### Work instructions
Your task is to print all of the data word for word.

### Material to process

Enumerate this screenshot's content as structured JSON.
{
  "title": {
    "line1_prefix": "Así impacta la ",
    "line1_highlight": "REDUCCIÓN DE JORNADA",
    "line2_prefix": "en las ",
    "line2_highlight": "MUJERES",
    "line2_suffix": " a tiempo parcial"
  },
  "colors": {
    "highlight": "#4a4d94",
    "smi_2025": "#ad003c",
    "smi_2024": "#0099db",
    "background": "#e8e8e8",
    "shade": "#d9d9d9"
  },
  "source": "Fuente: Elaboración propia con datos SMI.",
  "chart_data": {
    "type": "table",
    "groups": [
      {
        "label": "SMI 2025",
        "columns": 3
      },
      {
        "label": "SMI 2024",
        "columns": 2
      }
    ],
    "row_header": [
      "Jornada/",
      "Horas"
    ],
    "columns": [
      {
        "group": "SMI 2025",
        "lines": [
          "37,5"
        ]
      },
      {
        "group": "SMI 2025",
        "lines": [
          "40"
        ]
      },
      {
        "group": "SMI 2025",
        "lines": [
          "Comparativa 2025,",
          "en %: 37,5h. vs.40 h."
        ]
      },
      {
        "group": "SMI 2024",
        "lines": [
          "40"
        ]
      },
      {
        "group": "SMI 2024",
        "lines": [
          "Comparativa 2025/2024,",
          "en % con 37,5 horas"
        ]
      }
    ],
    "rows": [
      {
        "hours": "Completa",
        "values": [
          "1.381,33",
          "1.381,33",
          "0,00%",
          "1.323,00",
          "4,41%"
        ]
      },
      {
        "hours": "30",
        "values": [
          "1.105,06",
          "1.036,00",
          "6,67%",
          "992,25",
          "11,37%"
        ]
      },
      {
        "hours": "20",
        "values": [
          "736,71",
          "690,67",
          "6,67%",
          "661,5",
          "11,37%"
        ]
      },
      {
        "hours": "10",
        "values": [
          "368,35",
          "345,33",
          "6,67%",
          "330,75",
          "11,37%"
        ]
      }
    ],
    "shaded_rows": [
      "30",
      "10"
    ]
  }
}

### Written answer
Enumerate this screenshot's content as structured JSON.
{
  "title": {
    "line1_prefix": "Así impacta la ",
    "line1_highlight": "REDUCCIÓN DE JORNADA",
    "line2_prefix": "en las ",
    "line2_highlight": "MUJERES",
    "line2_suffix": " a tiempo parcial"
  },
  "colors": {
    "highlight": "#4a4d94",
    "smi_2025": "#ad003c",
    "smi_2024": "#0099db",
    "background": "#e8e8e8",
    "shade": "#d9d9d9"
  },
  "source": "Fuente: Elaboración propia con datos SMI.",
  "chart_data": {
    "type": "table",
    "groups": [
      {
        "label": "SMI 2025",
        "columns": 3
      },
      {
        "label": "SMI 2024",
        "columns": 2
      }
    ],
    "row_header": [
      "Jornada/",
      "Horas"
    ],
    "columns": [
      {
        "group": "SMI 2025",
        "lines": [
          "37,5"
        ]
      },
      {
        "group": "SMI 2025",
        "lines": [
          "40"
        ]
      },
      {
        "group": "SMI 2025",
        "lines": [
          "Comparativa 2025,",
          "en %: 37,5h. vs.40 h."
        ]
      },
      {
        "group": "SMI 2024",
        "lines": [
          "40"
        ]
      },
      {
        "group": "SMI 2024",
        "lines": [
          "Comparativa 2025/2024,",
          "en % con 37,5 horas"
        ]
      }
    ],
    "rows": [
      {
        "hours": "Completa",
        "values": [
          "1.381,33",
          "1.381,33",
          "0,00%",
          "1.323,00",
          "4,41%"
        ]
      },
      {
        "hours": "30",
        "values": [
          "1.105,06",
          "1.036,00",
          "6,67%",
          "992,25",
          "11,37%"
        ]
      },
      {
        "hours": "20",
        "values": [
          "736,71",
          "690,67",
          "6,67%",
          "661,5",
          "11,37%"
        ]
      },
      {
        "hours": "10",
        "values": [
          "368,35",
          "345,33",
          "6,67%",
          "330,75",
          "11,37%"
        ]
      }
    ],
    "shaded_rows": [
      "30",
      "10"
    ]
  }
}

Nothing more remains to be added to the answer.